═══ DATASET ENTRIES ═══

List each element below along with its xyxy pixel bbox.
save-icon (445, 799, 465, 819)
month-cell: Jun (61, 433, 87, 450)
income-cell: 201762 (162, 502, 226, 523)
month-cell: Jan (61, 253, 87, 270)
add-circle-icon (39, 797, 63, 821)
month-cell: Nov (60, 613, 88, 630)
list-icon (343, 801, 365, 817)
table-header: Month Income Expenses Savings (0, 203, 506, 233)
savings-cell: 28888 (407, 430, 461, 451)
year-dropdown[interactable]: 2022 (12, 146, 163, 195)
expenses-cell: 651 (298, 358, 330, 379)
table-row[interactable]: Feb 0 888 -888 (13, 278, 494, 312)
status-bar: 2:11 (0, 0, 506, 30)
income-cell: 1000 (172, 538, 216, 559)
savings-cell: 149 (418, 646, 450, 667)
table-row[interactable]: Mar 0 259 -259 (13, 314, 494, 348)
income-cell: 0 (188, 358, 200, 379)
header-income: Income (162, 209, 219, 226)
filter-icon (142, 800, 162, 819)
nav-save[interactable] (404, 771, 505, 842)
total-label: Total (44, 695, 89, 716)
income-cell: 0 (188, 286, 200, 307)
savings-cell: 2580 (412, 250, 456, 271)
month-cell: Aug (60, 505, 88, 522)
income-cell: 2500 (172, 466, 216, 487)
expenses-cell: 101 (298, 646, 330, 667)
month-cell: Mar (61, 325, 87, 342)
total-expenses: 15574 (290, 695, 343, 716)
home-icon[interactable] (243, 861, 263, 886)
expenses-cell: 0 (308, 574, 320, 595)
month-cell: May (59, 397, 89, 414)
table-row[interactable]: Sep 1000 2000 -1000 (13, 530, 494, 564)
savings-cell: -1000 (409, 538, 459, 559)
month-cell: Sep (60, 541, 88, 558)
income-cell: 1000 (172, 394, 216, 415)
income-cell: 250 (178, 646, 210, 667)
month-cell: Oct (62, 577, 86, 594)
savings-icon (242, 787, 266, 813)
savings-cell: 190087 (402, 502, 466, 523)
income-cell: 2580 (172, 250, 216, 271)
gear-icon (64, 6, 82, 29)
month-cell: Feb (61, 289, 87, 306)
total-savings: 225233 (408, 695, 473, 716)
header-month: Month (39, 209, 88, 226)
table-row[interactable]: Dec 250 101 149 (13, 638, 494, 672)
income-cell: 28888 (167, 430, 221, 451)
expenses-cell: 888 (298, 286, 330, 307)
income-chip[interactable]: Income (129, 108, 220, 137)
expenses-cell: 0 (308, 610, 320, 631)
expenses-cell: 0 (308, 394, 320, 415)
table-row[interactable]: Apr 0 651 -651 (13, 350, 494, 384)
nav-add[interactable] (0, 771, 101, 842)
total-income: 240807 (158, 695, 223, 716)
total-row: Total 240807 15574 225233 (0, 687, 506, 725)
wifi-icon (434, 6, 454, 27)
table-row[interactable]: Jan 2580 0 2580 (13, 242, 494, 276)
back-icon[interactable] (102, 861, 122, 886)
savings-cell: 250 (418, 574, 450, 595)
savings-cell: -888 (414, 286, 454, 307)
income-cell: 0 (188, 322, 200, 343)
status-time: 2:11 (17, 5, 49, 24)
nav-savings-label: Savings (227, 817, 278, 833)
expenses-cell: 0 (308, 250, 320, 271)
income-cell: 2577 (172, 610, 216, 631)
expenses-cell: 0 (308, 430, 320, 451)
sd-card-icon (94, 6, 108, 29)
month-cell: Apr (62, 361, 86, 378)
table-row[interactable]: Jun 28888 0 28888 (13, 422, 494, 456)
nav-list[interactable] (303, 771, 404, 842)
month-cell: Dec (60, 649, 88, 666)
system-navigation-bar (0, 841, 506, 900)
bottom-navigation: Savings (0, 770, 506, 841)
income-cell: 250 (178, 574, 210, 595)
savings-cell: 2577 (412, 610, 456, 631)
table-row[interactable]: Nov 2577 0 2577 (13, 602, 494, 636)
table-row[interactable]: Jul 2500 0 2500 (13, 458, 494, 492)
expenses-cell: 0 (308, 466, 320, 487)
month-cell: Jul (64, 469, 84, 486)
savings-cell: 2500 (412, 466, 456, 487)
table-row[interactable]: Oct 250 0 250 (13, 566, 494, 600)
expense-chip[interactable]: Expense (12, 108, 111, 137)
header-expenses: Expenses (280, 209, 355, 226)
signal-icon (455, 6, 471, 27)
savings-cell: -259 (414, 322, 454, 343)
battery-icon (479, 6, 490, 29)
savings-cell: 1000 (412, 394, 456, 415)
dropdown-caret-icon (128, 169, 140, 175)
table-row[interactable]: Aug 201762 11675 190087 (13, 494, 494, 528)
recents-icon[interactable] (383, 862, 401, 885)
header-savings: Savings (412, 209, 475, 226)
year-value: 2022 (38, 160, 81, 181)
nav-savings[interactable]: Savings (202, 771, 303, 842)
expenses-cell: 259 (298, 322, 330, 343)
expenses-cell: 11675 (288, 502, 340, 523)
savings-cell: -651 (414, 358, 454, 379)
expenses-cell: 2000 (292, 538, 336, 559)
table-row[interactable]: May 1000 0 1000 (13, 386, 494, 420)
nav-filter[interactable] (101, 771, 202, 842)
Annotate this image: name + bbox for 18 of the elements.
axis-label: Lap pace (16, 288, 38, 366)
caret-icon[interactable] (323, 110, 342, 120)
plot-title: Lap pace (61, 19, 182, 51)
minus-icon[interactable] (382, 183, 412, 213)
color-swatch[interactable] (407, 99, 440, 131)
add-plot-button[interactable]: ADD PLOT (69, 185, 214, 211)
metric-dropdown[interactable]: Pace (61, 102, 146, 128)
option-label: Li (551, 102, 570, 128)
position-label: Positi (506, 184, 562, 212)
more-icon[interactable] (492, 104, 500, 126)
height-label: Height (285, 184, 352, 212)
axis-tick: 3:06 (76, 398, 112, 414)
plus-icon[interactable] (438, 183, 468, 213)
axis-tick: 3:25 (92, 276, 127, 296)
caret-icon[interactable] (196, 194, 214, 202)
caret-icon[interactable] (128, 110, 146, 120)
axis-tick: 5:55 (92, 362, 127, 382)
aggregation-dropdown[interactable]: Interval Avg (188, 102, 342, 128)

═══

PROBLEM REQUIREMENTS -
Rewrite all the records, changing "caret-icon" to "arrow-icon" wherever it appears and leaving everything else the same.

OUTPUT -
List each element below along with its xyxy pixel bbox.
save-icon (445, 799, 465, 819)
month-cell: Jun (61, 433, 87, 450)
income-cell: 201762 (162, 502, 226, 523)
month-cell: Jan (61, 253, 87, 270)
add-circle-icon (39, 797, 63, 821)
month-cell: Nov (60, 613, 88, 630)
list-icon (343, 801, 365, 817)
table-header: Month Income Expenses Savings (0, 203, 506, 233)
savings-cell: 28888 (407, 430, 461, 451)
year-dropdown[interactable]: 2022 (12, 146, 163, 195)
expenses-cell: 651 (298, 358, 330, 379)
table-row[interactable]: Feb 0 888 -888 (13, 278, 494, 312)
status-bar: 2:11 (0, 0, 506, 30)
income-cell: 1000 (172, 538, 216, 559)
savings-cell: 149 (418, 646, 450, 667)
table-row[interactable]: Mar 0 259 -259 (13, 314, 494, 348)
income-cell: 0 (188, 358, 200, 379)
header-income: Income (162, 209, 219, 226)
filter-icon (142, 800, 162, 819)
nav-save[interactable] (404, 771, 505, 842)
total-label: Total (44, 695, 89, 716)
income-cell: 0 (188, 286, 200, 307)
savings-cell: 2580 (412, 250, 456, 271)
month-cell: Aug (60, 505, 88, 522)
income-cell: 2500 (172, 466, 216, 487)
expenses-cell: 101 (298, 646, 330, 667)
month-cell: Mar (61, 325, 87, 342)
total-expenses: 15574 (290, 695, 343, 716)
home-icon[interactable] (243, 861, 263, 886)
expenses-cell: 0 (308, 574, 320, 595)
month-cell: May (59, 397, 89, 414)
table-row[interactable]: Sep 1000 2000 -1000 (13, 530, 494, 564)
savings-cell: -1000 (409, 538, 459, 559)
month-cell: Sep (60, 541, 88, 558)
income-cell: 1000 (172, 394, 216, 415)
income-cell: 250 (178, 646, 210, 667)
month-cell: Oct (62, 577, 86, 594)
savings-icon (242, 787, 266, 813)
savings-cell: 190087 (402, 502, 466, 523)
income-cell: 2580 (172, 250, 216, 271)
gear-icon (64, 6, 82, 29)
month-cell: Feb (61, 289, 87, 306)
total-savings: 225233 (408, 695, 473, 716)
header-month: Month (39, 209, 88, 226)
table-row[interactable]: Dec 250 101 149 (13, 638, 494, 672)
income-cell: 28888 (167, 430, 221, 451)
expenses-cell: 888 (298, 286, 330, 307)
income-chip[interactable]: Income (129, 108, 220, 137)
expenses-cell: 0 (308, 610, 320, 631)
expenses-cell: 0 (308, 394, 320, 415)
table-row[interactable]: Apr 0 651 -651 (13, 350, 494, 384)
nav-add[interactable] (0, 771, 101, 842)
total-income: 240807 (158, 695, 223, 716)
total-row: Total 240807 15574 225233 (0, 687, 506, 725)
wifi-icon (434, 6, 454, 27)
table-row[interactable]: Jan 2580 0 2580 (13, 242, 494, 276)
back-icon[interactable] (102, 861, 122, 886)
savings-cell: 250 (418, 574, 450, 595)
savings-cell: -888 (414, 286, 454, 307)
income-cell: 0 (188, 322, 200, 343)
status-time: 2:11 (17, 5, 49, 24)
nav-savings-label: Savings (227, 817, 278, 833)
expenses-cell: 0 (308, 250, 320, 271)
income-cell: 2577 (172, 610, 216, 631)
expenses-cell: 0 (308, 430, 320, 451)
sd-card-icon (94, 6, 108, 29)
month-cell: Apr (62, 361, 86, 378)
table-row[interactable]: Jun 28888 0 28888 (13, 422, 494, 456)
nav-list[interactable] (303, 771, 404, 842)
month-cell: Dec (60, 649, 88, 666)
system-navigation-bar (0, 841, 506, 900)
bottom-navigation: Savings (0, 770, 506, 841)
income-cell: 250 (178, 574, 210, 595)
savings-cell: 2577 (412, 610, 456, 631)
table-row[interactable]: Nov 2577 0 2577 (13, 602, 494, 636)
table-row[interactable]: Jul 2500 0 2500 (13, 458, 494, 492)
expenses-cell: 0 (308, 466, 320, 487)
month-cell: Jul (64, 469, 84, 486)
savings-cell: 2500 (412, 466, 456, 487)
table-row[interactable]: Oct 250 0 250 (13, 566, 494, 600)
expense-chip[interactable]: Expense (12, 108, 111, 137)
header-expenses: Expenses (280, 209, 355, 226)
signal-icon (455, 6, 471, 27)
savings-cell: -259 (414, 322, 454, 343)
battery-icon (479, 6, 490, 29)
savings-cell: 1000 (412, 394, 456, 415)
dropdown-arrow-icon (128, 169, 140, 175)
table-row[interactable]: Aug 201762 11675 190087 (13, 494, 494, 528)
recents-icon[interactable] (383, 862, 401, 885)
header-savings: Savings (412, 209, 475, 226)
year-value: 2022 (38, 160, 81, 181)
nav-savings[interactable]: Savings (202, 771, 303, 842)
expenses-cell: 259 (298, 322, 330, 343)
expenses-cell: 11675 (288, 502, 340, 523)
savings-cell: -651 (414, 358, 454, 379)
expenses-cell: 2000 (292, 538, 336, 559)
table-row[interactable]: May 1000 0 1000 (13, 386, 494, 420)
nav-filter[interactable] (101, 771, 202, 842)
Annotate this image: name + bbox for 18 of the elements.
axis-label: Lap pace (16, 288, 38, 366)
arrow-icon[interactable] (323, 110, 342, 120)
plot-title: Lap pace (61, 19, 182, 51)
minus-icon[interactable] (382, 183, 412, 213)
color-swatch[interactable] (407, 99, 440, 131)
add-plot-button[interactable]: ADD PLOT (69, 185, 214, 211)
metric-dropdown[interactable]: Pace (61, 102, 146, 128)
option-label: Li (551, 102, 570, 128)
position-label: Positi (506, 184, 562, 212)
more-icon[interactable] (492, 104, 500, 126)
height-label: Height (285, 184, 352, 212)
axis-tick: 3:06 (76, 398, 112, 414)
plus-icon[interactable] (438, 183, 468, 213)
axis-tick: 3:25 (92, 276, 127, 296)
arrow-icon[interactable] (196, 194, 214, 202)
arrow-icon[interactable] (128, 110, 146, 120)
axis-tick: 5:55 (92, 362, 127, 382)
aggregation-dropdown[interactable]: Interval Avg (188, 102, 342, 128)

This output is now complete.